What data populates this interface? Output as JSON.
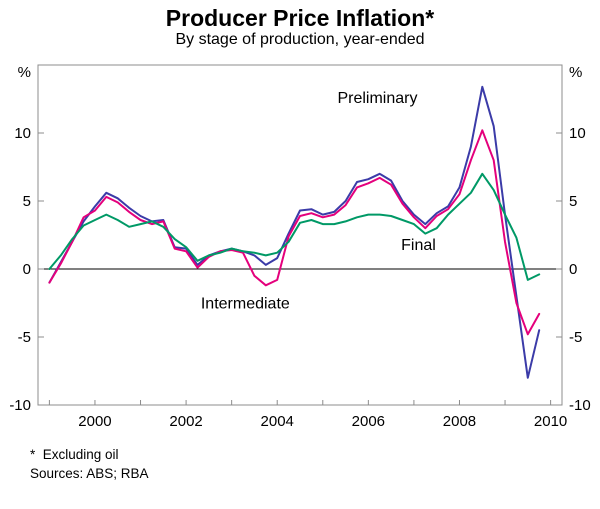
{
  "title": "Producer Price Inflation*",
  "subtitle": "By stage of production, year-ended",
  "footnotes": [
    "*  Excluding oil",
    "Sources: ABS; RBA"
  ],
  "chart_data": {
    "type": "line",
    "title": "Producer Price Inflation*",
    "subtitle": "By stage of production, year-ended",
    "ylabel_left": "%",
    "ylabel_right": "%",
    "xlim": [
      1998.75,
      2010.25
    ],
    "ylim": [
      -10,
      15
    ],
    "yticks": [
      -10,
      -5,
      0,
      5,
      10
    ],
    "xticks": [
      2000,
      2002,
      2004,
      2006,
      2008,
      2010
    ],
    "grid": false,
    "zero_line": true,
    "x": [
      1999.0,
      1999.25,
      1999.5,
      1999.75,
      2000.0,
      2000.25,
      2000.5,
      2000.75,
      2001.0,
      2001.25,
      2001.5,
      2001.75,
      2002.0,
      2002.25,
      2002.5,
      2002.75,
      2003.0,
      2003.25,
      2003.5,
      2003.75,
      2004.0,
      2004.25,
      2004.5,
      2004.75,
      2005.0,
      2005.25,
      2005.5,
      2005.75,
      2006.0,
      2006.25,
      2006.5,
      2006.75,
      2007.0,
      2007.25,
      2007.5,
      2007.75,
      2008.0,
      2008.25,
      2008.5,
      2008.75,
      2009.0,
      2009.25,
      2009.5,
      2009.75
    ],
    "series": [
      {
        "name": "Preliminary",
        "color": "#3b3bа8",
        "values": [
          -1.0,
          0.5,
          2.0,
          3.5,
          4.6,
          5.6,
          5.2,
          4.5,
          3.9,
          3.5,
          3.6,
          1.6,
          1.5,
          0.3,
          1.0,
          1.3,
          1.5,
          1.3,
          1.0,
          0.3,
          0.8,
          2.6,
          4.3,
          4.4,
          4.0,
          4.2,
          5.0,
          6.4,
          6.6,
          7.0,
          6.5,
          5.0,
          4.0,
          3.3,
          4.1,
          4.6,
          6.0,
          9.0,
          13.4,
          10.5,
          4.0,
          -2.0,
          -8.0,
          -4.5
        ],
        "label_pos": {
          "x": 2006.2,
          "y": 12.2
        }
      },
      {
        "name": "Intermediate",
        "color": "#e4007c",
        "values": [
          -1.0,
          0.4,
          2.0,
          3.8,
          4.3,
          5.3,
          4.9,
          4.2,
          3.6,
          3.3,
          3.5,
          1.5,
          1.3,
          0.1,
          0.9,
          1.3,
          1.4,
          1.2,
          -0.5,
          -1.2,
          -0.8,
          2.4,
          3.9,
          4.1,
          3.8,
          4.0,
          4.7,
          6.0,
          6.3,
          6.7,
          6.2,
          4.8,
          3.8,
          3.0,
          3.9,
          4.4,
          5.5,
          8.0,
          10.2,
          8.0,
          2.0,
          -2.5,
          -4.8,
          -3.3
        ],
        "label_pos": {
          "x": 2003.3,
          "y": -2.9
        }
      },
      {
        "name": "Final",
        "color": "#009966",
        "values": [
          0.0,
          1.0,
          2.2,
          3.2,
          3.6,
          4.0,
          3.6,
          3.1,
          3.3,
          3.5,
          3.1,
          2.2,
          1.6,
          0.6,
          1.0,
          1.2,
          1.5,
          1.3,
          1.2,
          1.0,
          1.2,
          2.0,
          3.4,
          3.6,
          3.3,
          3.3,
          3.5,
          3.8,
          4.0,
          4.0,
          3.9,
          3.6,
          3.3,
          2.6,
          3.0,
          4.0,
          4.8,
          5.6,
          7.0,
          5.8,
          4.0,
          2.3,
          -0.8,
          -0.4
        ],
        "label_pos": {
          "x": 2007.1,
          "y": 1.4
        }
      }
    ],
    "colors": {
      "preliminary": "#3b3ba8",
      "intermediate": "#e4007c",
      "final": "#009966"
    }
  }
}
• • •
> **WHAT THE EXERCISE ASKS**: Give all the lines above again, character for character, without pictures.

> **RESPONSE TO THE EXERCISE**:
What data populates this interface? Output as JSON.
{
  "title": "Producer Price Inflation*",
  "subtitle": "By stage of production, year-ended",
  "footnotes": [
    "*  Excluding oil",
    "Sources: ABS; RBA"
  ],
  "chart_data": {
    "type": "line",
    "title": "Producer Price Inflation*",
    "subtitle": "By stage of production, year-ended",
    "ylabel_left": "%",
    "ylabel_right": "%",
    "xlim": [
      1998.75,
      2010.25
    ],
    "ylim": [
      -10,
      15
    ],
    "yticks": [
      -10,
      -5,
      0,
      5,
      10
    ],
    "xticks": [
      2000,
      2002,
      2004,
      2006,
      2008,
      2010
    ],
    "grid": false,
    "zero_line": true,
    "x": [
      1999.0,
      1999.25,
      1999.5,
      1999.75,
      2000.0,
      2000.25,
      2000.5,
      2000.75,
      2001.0,
      2001.25,
      2001.5,
      2001.75,
      2002.0,
      2002.25,
      2002.5,
      2002.75,
      2003.0,
      2003.25,
      2003.5,
      2003.75,
      2004.0,
      2004.25,
      2004.5,
      2004.75,
      2005.0,
      2005.25,
      2005.5,
      2005.75,
      2006.0,
      2006.25,
      2006.5,
      2006.75,
      2007.0,
      2007.25,
      2007.5,
      2007.75,
      2008.0,
      2008.25,
      2008.5,
      2008.75,
      2009.0,
      2009.25,
      2009.5,
      2009.75
    ],
    "series": [
      {
        "name": "Preliminary",
        "color": "#3b3bа8",
        "values": [
          -1.0,
          0.5,
          2.0,
          3.5,
          4.6,
          5.6,
          5.2,
          4.5,
          3.9,
          3.5,
          3.6,
          1.6,
          1.5,
          0.3,
          1.0,
          1.3,
          1.5,
          1.3,
          1.0,
          0.3,
          0.8,
          2.6,
          4.3,
          4.4,
          4.0,
          4.2,
          5.0,
          6.4,
          6.6,
          7.0,
          6.5,
          5.0,
          4.0,
          3.3,
          4.1,
          4.6,
          6.0,
          9.0,
          13.4,
          10.5,
          4.0,
          -2.0,
          -8.0,
          -4.5
        ],
        "label_pos": {
          "x": 2006.2,
          "y": 12.2
        }
      },
      {
        "name": "Intermediate",
        "color": "#e4007c",
        "values": [
          -1.0,
          0.4,
          2.0,
          3.8,
          4.3,
          5.3,
          4.9,
          4.2,
          3.6,
          3.3,
          3.5,
          1.5,
          1.3,
          0.1,
          0.9,
          1.3,
          1.4,
          1.2,
          -0.5,
          -1.2,
          -0.8,
          2.4,
          3.9,
          4.1,
          3.8,
          4.0,
          4.7,
          6.0,
          6.3,
          6.7,
          6.2,
          4.8,
          3.8,
          3.0,
          3.9,
          4.4,
          5.5,
          8.0,
          10.2,
          8.0,
          2.0,
          -2.5,
          -4.8,
          -3.3
        ],
        "label_pos": {
          "x": 2003.3,
          "y": -2.9
        }
      },
      {
        "name": "Final",
        "color": "#009966",
        "values": [
          0.0,
          1.0,
          2.2,
          3.2,
          3.6,
          4.0,
          3.6,
          3.1,
          3.3,
          3.5,
          3.1,
          2.2,
          1.6,
          0.6,
          1.0,
          1.2,
          1.5,
          1.3,
          1.2,
          1.0,
          1.2,
          2.0,
          3.4,
          3.6,
          3.3,
          3.3,
          3.5,
          3.8,
          4.0,
          4.0,
          3.9,
          3.6,
          3.3,
          2.6,
          3.0,
          4.0,
          4.8,
          5.6,
          7.0,
          5.8,
          4.0,
          2.3,
          -0.8,
          -0.4
        ],
        "label_pos": {
          "x": 2007.1,
          "y": 1.4
        }
      }
    ],
    "colors": {
      "preliminary": "#3b3ba8",
      "intermediate": "#e4007c",
      "final": "#009966"
    }
  }
}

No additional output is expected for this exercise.